◆ **EXERCISE DETAILS**
Return every entry exactly.

◆ **DATASET RECORDS**
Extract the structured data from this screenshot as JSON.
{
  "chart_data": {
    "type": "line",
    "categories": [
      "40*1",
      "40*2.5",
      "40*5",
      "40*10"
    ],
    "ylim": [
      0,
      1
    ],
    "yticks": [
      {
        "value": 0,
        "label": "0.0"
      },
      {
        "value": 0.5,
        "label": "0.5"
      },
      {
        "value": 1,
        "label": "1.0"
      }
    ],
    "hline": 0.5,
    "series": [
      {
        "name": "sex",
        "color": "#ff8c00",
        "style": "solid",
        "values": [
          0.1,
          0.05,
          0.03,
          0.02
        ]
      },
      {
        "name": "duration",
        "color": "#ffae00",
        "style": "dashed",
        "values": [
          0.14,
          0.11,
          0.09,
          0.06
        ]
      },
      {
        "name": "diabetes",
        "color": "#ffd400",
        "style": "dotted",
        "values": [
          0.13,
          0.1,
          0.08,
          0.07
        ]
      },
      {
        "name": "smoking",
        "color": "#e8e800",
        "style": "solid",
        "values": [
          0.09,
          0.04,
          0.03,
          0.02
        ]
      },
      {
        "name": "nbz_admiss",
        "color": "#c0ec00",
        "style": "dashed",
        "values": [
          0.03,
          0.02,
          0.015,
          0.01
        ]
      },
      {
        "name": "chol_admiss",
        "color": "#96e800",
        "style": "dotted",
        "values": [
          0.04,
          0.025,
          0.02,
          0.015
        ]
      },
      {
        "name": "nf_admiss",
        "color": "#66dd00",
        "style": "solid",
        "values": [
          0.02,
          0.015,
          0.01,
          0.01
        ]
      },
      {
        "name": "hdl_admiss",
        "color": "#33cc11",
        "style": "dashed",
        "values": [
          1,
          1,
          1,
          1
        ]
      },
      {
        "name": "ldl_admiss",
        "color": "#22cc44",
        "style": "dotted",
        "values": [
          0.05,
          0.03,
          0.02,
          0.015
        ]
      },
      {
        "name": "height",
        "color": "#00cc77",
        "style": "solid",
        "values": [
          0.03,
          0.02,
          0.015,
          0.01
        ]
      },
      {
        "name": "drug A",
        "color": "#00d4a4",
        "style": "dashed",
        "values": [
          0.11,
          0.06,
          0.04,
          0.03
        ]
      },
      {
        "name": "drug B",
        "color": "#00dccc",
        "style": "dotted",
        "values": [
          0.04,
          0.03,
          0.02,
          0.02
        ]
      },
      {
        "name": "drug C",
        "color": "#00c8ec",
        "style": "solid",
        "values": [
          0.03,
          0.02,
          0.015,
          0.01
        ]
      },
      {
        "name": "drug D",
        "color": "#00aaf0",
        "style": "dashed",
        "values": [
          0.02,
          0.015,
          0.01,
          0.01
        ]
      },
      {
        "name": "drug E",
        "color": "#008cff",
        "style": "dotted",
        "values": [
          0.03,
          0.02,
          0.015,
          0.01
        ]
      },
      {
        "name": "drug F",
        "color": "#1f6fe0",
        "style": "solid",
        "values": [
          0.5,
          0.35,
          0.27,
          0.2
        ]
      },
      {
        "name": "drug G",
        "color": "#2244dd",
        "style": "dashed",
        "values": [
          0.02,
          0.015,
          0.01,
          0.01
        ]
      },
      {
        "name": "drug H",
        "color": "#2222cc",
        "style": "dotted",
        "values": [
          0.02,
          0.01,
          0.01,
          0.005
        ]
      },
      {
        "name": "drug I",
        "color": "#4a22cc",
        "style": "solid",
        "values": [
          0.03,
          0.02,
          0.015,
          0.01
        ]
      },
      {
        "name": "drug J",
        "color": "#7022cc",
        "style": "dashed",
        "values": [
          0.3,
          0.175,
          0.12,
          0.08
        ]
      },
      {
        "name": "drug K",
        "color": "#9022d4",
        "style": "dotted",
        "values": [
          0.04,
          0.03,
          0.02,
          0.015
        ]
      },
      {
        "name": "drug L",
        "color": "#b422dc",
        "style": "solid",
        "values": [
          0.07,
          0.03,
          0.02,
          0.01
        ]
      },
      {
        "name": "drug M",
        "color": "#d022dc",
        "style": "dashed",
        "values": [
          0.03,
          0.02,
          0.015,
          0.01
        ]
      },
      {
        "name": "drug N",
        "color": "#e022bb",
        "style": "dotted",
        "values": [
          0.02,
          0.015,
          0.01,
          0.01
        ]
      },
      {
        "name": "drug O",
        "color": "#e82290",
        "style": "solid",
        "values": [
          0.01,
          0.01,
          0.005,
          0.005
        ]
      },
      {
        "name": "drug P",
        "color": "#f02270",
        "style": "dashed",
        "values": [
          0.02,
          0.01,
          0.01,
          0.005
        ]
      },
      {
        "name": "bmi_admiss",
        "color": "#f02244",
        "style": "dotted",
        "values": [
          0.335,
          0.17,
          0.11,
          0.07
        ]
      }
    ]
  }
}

◆ **WORKED SOLUTION**
Extract the structured data from this screenshot as JSON.
{
  "chart_data": {
    "type": "line",
    "categories": [
      "40*1",
      "40*2.5",
      "40*5",
      "40*10"
    ],
    "ylim": [
      0,
      1
    ],
    "yticks": [
      {
        "value": 0,
        "label": "0.0"
      },
      {
        "value": 0.5,
        "label": "0.5"
      },
      {
        "value": 1,
        "label": "1.0"
      }
    ],
    "hline": 0.5,
    "series": [
      {
        "name": "sex",
        "color": "#ff8c00",
        "style": "solid",
        "values": [
          0.1,
          0.05,
          0.03,
          0.02
        ]
      },
      {
        "name": "duration",
        "color": "#ffae00",
        "style": "dashed",
        "values": [
          0.14,
          0.11,
          0.09,
          0.06
        ]
      },
      {
        "name": "diabetes",
        "color": "#ffd400",
        "style": "dotted",
        "values": [
          0.13,
          0.1,
          0.08,
          0.07
        ]
      },
      {
        "name": "smoking",
        "color": "#e8e800",
        "style": "solid",
        "values": [
          0.09,
          0.04,
          0.03,
          0.02
        ]
      },
      {
        "name": "nbz_admiss",
        "color": "#c0ec00",
        "style": "dashed",
        "values": [
          0.03,
          0.02,
          0.015,
          0.01
        ]
      },
      {
        "name": "chol_admiss",
        "color": "#96e800",
        "style": "dotted",
        "values": [
          0.04,
          0.025,
          0.02,
          0.015
        ]
      },
      {
        "name": "nf_admiss",
        "color": "#66dd00",
        "style": "solid",
        "values": [
          0.02,
          0.015,
          0.01,
          0.01
        ]
      },
      {
        "name": "hdl_admiss",
        "color": "#33cc11",
        "style": "dashed",
        "values": [
          1,
          1,
          1,
          1
        ]
      },
      {
        "name": "ldl_admiss",
        "color": "#22cc44",
        "style": "dotted",
        "values": [
          0.05,
          0.03,
          0.02,
          0.015
        ]
      },
      {
        "name": "height",
        "color": "#00cc77",
        "style": "solid",
        "values": [
          0.03,
          0.02,
          0.015,
          0.01
        ]
      },
      {
        "name": "drug A",
        "color": "#00d4a4",
        "style": "dashed",
        "values": [
          0.11,
          0.06,
          0.04,
          0.03
        ]
      },
      {
        "name": "drug B",
        "color": "#00dccc",
        "style": "dotted",
        "values": [
          0.04,
          0.03,
          0.02,
          0.02
        ]
      },
      {
        "name": "drug C",
        "color": "#00c8ec",
        "style": "solid",
        "values": [
          0.03,
          0.02,
          0.015,
          0.01
        ]
      },
      {
        "name": "drug D",
        "color": "#00aaf0",
        "style": "dashed",
        "values": [
          0.02,
          0.015,
          0.01,
          0.01
        ]
      },
      {
        "name": "drug E",
        "color": "#008cff",
        "style": "dotted",
        "values": [
          0.03,
          0.02,
          0.015,
          0.01
        ]
      },
      {
        "name": "drug F",
        "color": "#1f6fe0",
        "style": "solid",
        "values": [
          0.5,
          0.35,
          0.27,
          0.2
        ]
      },
      {
        "name": "drug G",
        "color": "#2244dd",
        "style": "dashed",
        "values": [
          0.02,
          0.015,
          0.01,
          0.01
        ]
      },
      {
        "name": "drug H",
        "color": "#2222cc",
        "style": "dotted",
        "values": [
          0.02,
          0.01,
          0.01,
          0.005
        ]
      },
      {
        "name": "drug I",
        "color": "#4a22cc",
        "style": "solid",
        "values": [
          0.03,
          0.02,
          0.015,
          0.01
        ]
      },
      {
        "name": "drug J",
        "color": "#7022cc",
        "style": "dashed",
        "values": [
          0.3,
          0.175,
          0.12,
          0.08
        ]
      },
      {
        "name": "drug K",
        "color": "#9022d4",
        "style": "dotted",
        "values": [
          0.04,
          0.03,
          0.02,
          0.015
        ]
      },
      {
        "name": "drug L",
        "color": "#b422dc",
        "style": "solid",
        "values": [
          0.07,
          0.03,
          0.02,
          0.01
        ]
      },
      {
        "name": "drug M",
        "color": "#d022dc",
        "style": "dashed",
        "values": [
          0.03,
          0.02,
          0.015,
          0.01
        ]
      },
      {
        "name": "drug N",
        "color": "#e022bb",
        "style": "dotted",
        "values": [
          0.02,
          0.015,
          0.01,
          0.01
        ]
      },
      {
        "name": "drug O",
        "color": "#e82290",
        "style": "solid",
        "values": [
          0.01,
          0.01,
          0.005,
          0.005
        ]
      },
      {
        "name": "drug P",
        "color": "#f02270",
        "style": "dashed",
        "values": [
          0.02,
          0.01,
          0.01,
          0.005
        ]
      },
      {
        "name": "bmi_admiss",
        "color": "#f02244",
        "style": "dotted",
        "values": [
          0.335,
          0.17,
          0.11,
          0.07
        ]
      }
    ]
  }
}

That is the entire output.